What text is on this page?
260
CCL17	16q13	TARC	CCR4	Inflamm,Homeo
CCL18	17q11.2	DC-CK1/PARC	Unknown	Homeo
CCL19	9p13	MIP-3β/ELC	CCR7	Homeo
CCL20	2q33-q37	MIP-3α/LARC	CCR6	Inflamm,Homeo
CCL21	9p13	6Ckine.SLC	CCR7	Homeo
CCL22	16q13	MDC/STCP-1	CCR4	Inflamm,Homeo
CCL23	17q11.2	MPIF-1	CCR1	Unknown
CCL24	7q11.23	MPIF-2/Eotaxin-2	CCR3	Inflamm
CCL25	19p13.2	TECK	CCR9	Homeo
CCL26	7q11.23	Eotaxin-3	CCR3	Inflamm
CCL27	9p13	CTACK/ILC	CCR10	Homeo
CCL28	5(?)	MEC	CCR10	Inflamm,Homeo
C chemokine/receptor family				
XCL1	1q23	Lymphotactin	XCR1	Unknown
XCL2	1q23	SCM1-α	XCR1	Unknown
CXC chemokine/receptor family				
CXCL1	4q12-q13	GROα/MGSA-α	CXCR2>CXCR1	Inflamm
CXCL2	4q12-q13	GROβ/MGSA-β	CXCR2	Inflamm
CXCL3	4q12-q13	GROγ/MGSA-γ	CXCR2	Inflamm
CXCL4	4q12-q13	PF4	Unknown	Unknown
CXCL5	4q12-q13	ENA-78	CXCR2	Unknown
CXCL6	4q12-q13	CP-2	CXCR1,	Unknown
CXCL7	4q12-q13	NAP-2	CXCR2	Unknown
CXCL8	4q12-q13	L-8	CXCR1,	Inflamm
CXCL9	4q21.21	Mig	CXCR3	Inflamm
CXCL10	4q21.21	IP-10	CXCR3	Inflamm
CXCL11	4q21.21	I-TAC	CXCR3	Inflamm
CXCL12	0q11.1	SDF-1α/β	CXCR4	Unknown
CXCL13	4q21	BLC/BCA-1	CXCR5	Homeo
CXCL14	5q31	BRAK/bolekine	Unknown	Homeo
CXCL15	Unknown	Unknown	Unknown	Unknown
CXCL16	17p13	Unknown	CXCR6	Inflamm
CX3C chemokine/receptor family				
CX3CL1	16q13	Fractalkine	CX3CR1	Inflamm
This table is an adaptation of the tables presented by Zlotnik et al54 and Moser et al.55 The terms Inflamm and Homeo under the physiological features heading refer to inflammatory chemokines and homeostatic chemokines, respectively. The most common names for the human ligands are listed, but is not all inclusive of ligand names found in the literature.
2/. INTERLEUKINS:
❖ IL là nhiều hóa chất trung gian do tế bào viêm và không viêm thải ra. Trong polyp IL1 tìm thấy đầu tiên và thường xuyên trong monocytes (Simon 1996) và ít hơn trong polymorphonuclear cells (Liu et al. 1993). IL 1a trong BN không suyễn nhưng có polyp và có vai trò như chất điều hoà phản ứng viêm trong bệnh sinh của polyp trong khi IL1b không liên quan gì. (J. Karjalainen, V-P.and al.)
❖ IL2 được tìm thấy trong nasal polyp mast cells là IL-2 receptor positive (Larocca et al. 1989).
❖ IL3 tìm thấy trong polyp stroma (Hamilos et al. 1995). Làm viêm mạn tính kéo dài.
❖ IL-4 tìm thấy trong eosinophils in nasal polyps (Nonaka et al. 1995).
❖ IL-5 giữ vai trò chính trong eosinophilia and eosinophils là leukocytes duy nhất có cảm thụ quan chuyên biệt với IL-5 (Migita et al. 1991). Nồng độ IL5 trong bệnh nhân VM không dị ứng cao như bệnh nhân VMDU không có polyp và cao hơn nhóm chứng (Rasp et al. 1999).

◆ ◆ ◆ ◆ ◆ ◆ ◆

TASK PROMPT. Please output the full listing, keeping every character the same.

PROBLEM SOLUTION.
What text is on this page?
260
CCL17	16q13	TARC	CCR4	Inflamm,Homeo
CCL18	17q11.2	DC-CK1/PARC	Unknown	Homeo
CCL19	9p13	MIP-3β/ELC	CCR7	Homeo
CCL20	2q33-q37	MIP-3α/LARC	CCR6	Inflamm,Homeo
CCL21	9p13	6Ckine.SLC	CCR7	Homeo
CCL22	16q13	MDC/STCP-1	CCR4	Inflamm,Homeo
CCL23	17q11.2	MPIF-1	CCR1	Unknown
CCL24	7q11.23	MPIF-2/Eotaxin-2	CCR3	Inflamm
CCL25	19p13.2	TECK	CCR9	Homeo
CCL26	7q11.23	Eotaxin-3	CCR3	Inflamm
CCL27	9p13	CTACK/ILC	CCR10	Homeo
CCL28	5(?)	MEC	CCR10	Inflamm,Homeo
C chemokine/receptor family				
XCL1	1q23	Lymphotactin	XCR1	Unknown
XCL2	1q23	SCM1-α	XCR1	Unknown
CXC chemokine/receptor family				
CXCL1	4q12-q13	GROα/MGSA-α	CXCR2>CXCR1	Inflamm
CXCL2	4q12-q13	GROβ/MGSA-β	CXCR2	Inflamm
CXCL3	4q12-q13	GROγ/MGSA-γ	CXCR2	Inflamm
CXCL4	4q12-q13	PF4	Unknown	Unknown
CXCL5	4q12-q13	ENA-78	CXCR2	Unknown
CXCL6	4q12-q13	CP-2	CXCR1,	Unknown
CXCL7	4q12-q13	NAP-2	CXCR2	Unknown
CXCL8	4q12-q13	L-8	CXCR1,	Inflamm
CXCL9	4q21.21	Mig	CXCR3	Inflamm
CXCL10	4q21.21	IP-10	CXCR3	Inflamm
CXCL11	4q21.21	I-TAC	CXCR3	Inflamm
CXCL12	0q11.1	SDF-1α/β	CXCR4	Unknown
CXCL13	4q21	BLC/BCA-1	CXCR5	Homeo
CXCL14	5q31	BRAK/bolekine	Unknown	Homeo
CXCL15	Unknown	Unknown	Unknown	Unknown
CXCL16	17p13	Unknown	CXCR6	Inflamm
CX3C chemokine/receptor family				
CX3CL1	16q13	Fractalkine	CX3CR1	Inflamm
This table is an adaptation of the tables presented by Zlotnik et al54 and Moser et al.55 The terms Inflamm and Homeo under the physiological features heading refer to inflammatory chemokines and homeostatic chemokines, respectively. The most common names for the human ligands are listed, but is not all inclusive of ligand names found in the literature.
2/. INTERLEUKINS:
❖ IL là nhiều hóa chất trung gian do tế bào viêm và không viêm thải ra. Trong polyp IL1 tìm thấy đầu tiên và thường xuyên trong monocytes (Simon 1996) và ít hơn trong polymorphonuclear cells (Liu et al. 1993). IL 1a trong BN không suyễn nhưng có polyp và có vai trò như chất điều hoà phản ứng viêm trong bệnh sinh của polyp trong khi IL1b không liên quan gì. (J. Karjalainen, V-P.and al.)
❖ IL2 được tìm thấy trong nasal polyp mast cells là IL-2 receptor positive (Larocca et al. 1989).
❖ IL3 tìm thấy trong polyp stroma (Hamilos et al. 1995). Làm viêm mạn tính kéo dài.
❖ IL-4 tìm thấy trong eosinophils in nasal polyps (Nonaka et al. 1995).
❖ IL-5 giữ vai trò chính trong eosinophilia and eosinophils là leukocytes duy nhất có cảm thụ quan chuyên biệt với IL-5 (Migita et al. 1991). Nồng độ IL5 trong bệnh nhân VM không dị ứng cao như bệnh nhân VMDU không có polyp và cao hơn nhóm chứng (Rasp et al. 1999).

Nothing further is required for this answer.